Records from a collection
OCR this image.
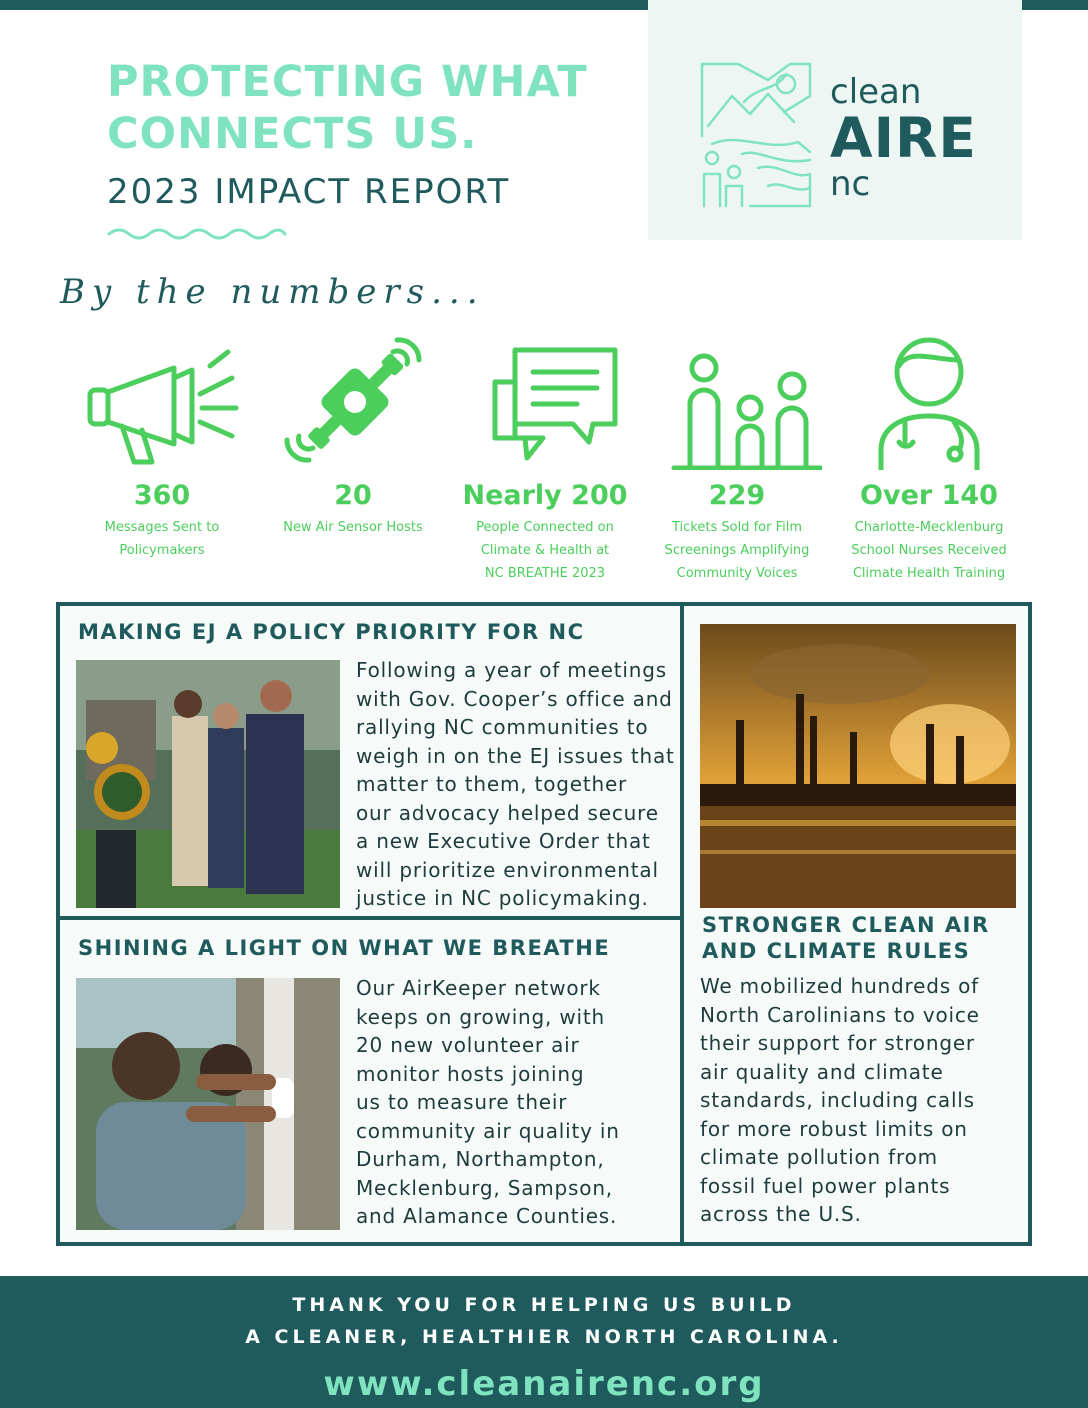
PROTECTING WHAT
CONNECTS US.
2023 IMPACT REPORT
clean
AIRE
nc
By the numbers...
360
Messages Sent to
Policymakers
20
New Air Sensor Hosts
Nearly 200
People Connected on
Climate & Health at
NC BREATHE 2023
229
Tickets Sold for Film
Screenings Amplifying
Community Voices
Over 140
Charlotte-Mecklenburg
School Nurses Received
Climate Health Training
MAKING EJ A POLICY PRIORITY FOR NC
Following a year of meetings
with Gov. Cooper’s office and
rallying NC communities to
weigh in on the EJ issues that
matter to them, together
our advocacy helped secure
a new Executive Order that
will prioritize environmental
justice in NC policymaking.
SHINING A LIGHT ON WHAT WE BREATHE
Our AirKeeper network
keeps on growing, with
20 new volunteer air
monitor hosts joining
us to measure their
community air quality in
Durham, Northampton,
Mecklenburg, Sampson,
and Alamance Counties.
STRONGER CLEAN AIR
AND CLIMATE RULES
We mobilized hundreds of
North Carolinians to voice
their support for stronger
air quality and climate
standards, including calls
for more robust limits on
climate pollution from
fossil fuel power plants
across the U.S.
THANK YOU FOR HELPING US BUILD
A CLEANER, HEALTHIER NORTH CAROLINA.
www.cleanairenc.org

* * *

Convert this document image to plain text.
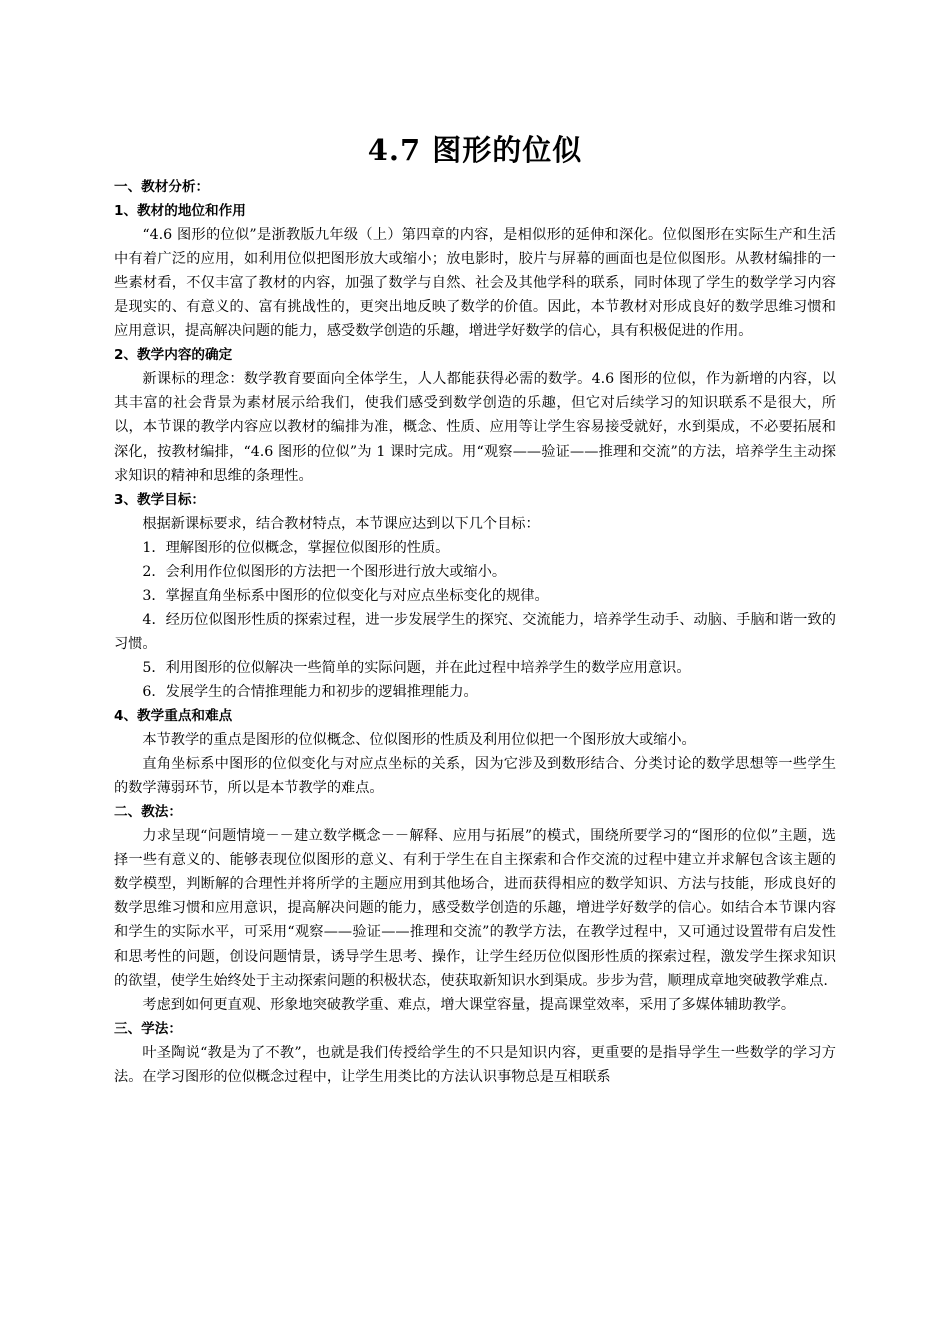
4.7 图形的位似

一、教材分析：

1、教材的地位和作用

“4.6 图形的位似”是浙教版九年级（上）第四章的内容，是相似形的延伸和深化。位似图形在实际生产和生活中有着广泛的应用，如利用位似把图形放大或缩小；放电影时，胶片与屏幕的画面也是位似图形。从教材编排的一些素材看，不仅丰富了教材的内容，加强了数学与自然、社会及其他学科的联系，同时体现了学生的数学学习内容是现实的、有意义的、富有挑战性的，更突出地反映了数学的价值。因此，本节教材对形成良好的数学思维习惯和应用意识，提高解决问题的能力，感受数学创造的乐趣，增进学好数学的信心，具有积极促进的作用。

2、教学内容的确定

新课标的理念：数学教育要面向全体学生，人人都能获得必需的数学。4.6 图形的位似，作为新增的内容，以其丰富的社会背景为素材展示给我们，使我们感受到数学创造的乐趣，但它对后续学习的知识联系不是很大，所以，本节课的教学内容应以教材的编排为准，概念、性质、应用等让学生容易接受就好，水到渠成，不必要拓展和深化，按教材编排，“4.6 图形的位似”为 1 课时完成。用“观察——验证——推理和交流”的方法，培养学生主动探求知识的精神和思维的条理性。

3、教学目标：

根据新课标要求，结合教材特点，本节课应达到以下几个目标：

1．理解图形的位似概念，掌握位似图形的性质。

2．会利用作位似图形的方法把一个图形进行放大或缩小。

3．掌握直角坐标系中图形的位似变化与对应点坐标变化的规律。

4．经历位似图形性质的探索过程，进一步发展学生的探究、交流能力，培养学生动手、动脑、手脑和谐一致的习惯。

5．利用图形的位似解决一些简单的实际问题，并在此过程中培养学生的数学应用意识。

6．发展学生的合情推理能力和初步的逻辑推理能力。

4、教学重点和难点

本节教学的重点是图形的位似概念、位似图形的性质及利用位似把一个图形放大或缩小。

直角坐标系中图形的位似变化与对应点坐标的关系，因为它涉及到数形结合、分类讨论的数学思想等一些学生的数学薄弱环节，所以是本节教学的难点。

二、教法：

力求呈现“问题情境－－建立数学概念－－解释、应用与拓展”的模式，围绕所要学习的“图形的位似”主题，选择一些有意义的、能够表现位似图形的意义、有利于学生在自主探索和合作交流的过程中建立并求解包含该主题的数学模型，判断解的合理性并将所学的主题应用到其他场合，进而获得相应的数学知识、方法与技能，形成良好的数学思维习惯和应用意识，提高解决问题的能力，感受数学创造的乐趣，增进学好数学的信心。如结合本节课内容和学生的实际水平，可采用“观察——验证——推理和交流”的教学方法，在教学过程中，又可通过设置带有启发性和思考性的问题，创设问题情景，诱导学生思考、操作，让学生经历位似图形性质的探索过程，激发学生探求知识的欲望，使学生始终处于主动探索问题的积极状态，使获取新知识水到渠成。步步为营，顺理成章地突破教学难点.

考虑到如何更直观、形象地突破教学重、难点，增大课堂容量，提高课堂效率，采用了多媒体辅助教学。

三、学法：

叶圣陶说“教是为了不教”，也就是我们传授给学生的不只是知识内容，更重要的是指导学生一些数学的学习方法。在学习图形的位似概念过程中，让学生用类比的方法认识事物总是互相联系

Short task
Tally the lines containing "their". Provide the number without any other words.

Answer to the problem
2